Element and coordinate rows
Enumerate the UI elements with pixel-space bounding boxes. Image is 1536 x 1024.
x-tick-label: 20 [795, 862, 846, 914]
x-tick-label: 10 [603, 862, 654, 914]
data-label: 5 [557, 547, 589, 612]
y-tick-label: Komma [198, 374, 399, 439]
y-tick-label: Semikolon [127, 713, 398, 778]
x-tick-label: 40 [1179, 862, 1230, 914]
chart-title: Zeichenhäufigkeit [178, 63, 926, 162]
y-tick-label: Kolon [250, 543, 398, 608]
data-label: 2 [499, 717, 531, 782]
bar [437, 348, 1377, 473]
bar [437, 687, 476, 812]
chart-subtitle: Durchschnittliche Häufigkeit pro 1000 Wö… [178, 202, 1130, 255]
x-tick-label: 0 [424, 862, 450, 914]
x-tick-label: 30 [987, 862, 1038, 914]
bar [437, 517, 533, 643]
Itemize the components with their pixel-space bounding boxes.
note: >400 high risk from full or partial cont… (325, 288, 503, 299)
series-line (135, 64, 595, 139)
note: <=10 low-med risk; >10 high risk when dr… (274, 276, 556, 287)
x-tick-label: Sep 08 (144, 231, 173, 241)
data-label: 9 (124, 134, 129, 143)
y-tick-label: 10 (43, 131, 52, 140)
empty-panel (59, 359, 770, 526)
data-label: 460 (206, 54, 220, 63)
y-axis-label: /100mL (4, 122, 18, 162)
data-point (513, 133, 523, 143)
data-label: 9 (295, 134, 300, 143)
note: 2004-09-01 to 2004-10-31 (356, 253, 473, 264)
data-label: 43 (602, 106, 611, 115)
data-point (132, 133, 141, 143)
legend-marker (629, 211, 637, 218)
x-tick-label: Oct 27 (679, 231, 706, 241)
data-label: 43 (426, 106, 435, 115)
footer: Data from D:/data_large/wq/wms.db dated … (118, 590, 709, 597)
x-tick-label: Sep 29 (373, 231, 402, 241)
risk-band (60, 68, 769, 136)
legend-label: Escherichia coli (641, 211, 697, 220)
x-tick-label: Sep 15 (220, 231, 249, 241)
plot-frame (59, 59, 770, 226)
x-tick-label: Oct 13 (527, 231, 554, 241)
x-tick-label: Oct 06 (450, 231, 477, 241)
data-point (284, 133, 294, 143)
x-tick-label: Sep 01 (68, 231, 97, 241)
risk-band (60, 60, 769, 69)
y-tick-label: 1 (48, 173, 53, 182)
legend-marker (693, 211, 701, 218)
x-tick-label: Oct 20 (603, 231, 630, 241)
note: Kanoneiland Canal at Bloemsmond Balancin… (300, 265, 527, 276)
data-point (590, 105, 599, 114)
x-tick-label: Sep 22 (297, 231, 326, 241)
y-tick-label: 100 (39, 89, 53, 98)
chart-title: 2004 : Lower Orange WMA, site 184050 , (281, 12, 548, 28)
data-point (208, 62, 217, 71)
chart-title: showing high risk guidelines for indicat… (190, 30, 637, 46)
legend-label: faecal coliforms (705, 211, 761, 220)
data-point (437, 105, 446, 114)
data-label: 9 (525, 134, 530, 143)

- _EXERCISE_
Copy every row above word for word, keeping each line in its original order.

- _RESULT FOR THIS TASK_
Enumerate the UI elements with pixel-space bounding boxes. Image is 1536 x 1024.
x-tick-label: 20 [795, 862, 846, 914]
x-tick-label: 10 [603, 862, 654, 914]
data-label: 5 [557, 547, 589, 612]
y-tick-label: Komma [198, 374, 399, 439]
y-tick-label: Semikolon [127, 713, 398, 778]
x-tick-label: 40 [1179, 862, 1230, 914]
chart-title: Zeichenhäufigkeit [178, 63, 926, 162]
y-tick-label: Kolon [250, 543, 398, 608]
data-label: 2 [499, 717, 531, 782]
bar [437, 348, 1377, 473]
bar [437, 687, 476, 812]
chart-subtitle: Durchschnittliche Häufigkeit pro 1000 Wö… [178, 202, 1130, 255]
x-tick-label: 0 [424, 862, 450, 914]
x-tick-label: 30 [987, 862, 1038, 914]
bar [437, 517, 533, 643]
Itemize the components with their pixel-space bounding boxes.
note: >400 high risk from full or partial cont… (325, 288, 503, 299)
series-line (135, 64, 595, 139)
note: <=10 low-med risk; >10 high risk when dr… (274, 276, 556, 287)
x-tick-label: Sep 08 (144, 231, 173, 241)
data-label: 9 (124, 134, 129, 143)
y-tick-label: 10 (43, 131, 52, 140)
empty-panel (59, 359, 770, 526)
data-label: 460 (206, 54, 220, 63)
y-axis-label: /100mL (4, 122, 18, 162)
data-point (513, 133, 523, 143)
data-label: 9 (295, 134, 300, 143)
note: 2004-09-01 to 2004-10-31 (356, 253, 473, 264)
data-label: 43 (602, 106, 611, 115)
data-point (132, 133, 141, 143)
legend-marker (629, 211, 637, 218)
x-tick-label: Oct 27 (679, 231, 706, 241)
data-label: 43 (426, 106, 435, 115)
footer: Data from D:/data_large/wq/wms.db dated … (118, 590, 709, 597)
x-tick-label: Sep 29 (373, 231, 402, 241)
risk-band (60, 68, 769, 136)
legend-label: Escherichia coli (641, 211, 697, 220)
x-tick-label: Sep 15 (220, 231, 249, 241)
plot-frame (59, 59, 770, 226)
x-tick-label: Oct 13 (527, 231, 554, 241)
x-tick-label: Oct 06 (450, 231, 477, 241)
data-point (284, 133, 294, 143)
x-tick-label: Sep 01 (68, 231, 97, 241)
risk-band (60, 60, 769, 69)
y-tick-label: 1 (48, 173, 53, 182)
legend-marker (693, 211, 701, 218)
x-tick-label: Oct 20 (603, 231, 630, 241)
note: Kanoneiland Canal at Bloemsmond Balancin… (300, 265, 527, 276)
data-point (590, 105, 599, 114)
x-tick-label: Sep 22 (297, 231, 326, 241)
y-tick-label: 100 (39, 89, 53, 98)
chart-title: 2004 : Lower Orange WMA, site 184050 , (281, 12, 548, 28)
data-point (208, 62, 217, 71)
chart-title: showing high risk guidelines for indicat… (190, 30, 637, 46)
legend-label: faecal coliforms (705, 211, 761, 220)
data-point (437, 105, 446, 114)
data-label: 9 (525, 134, 530, 143)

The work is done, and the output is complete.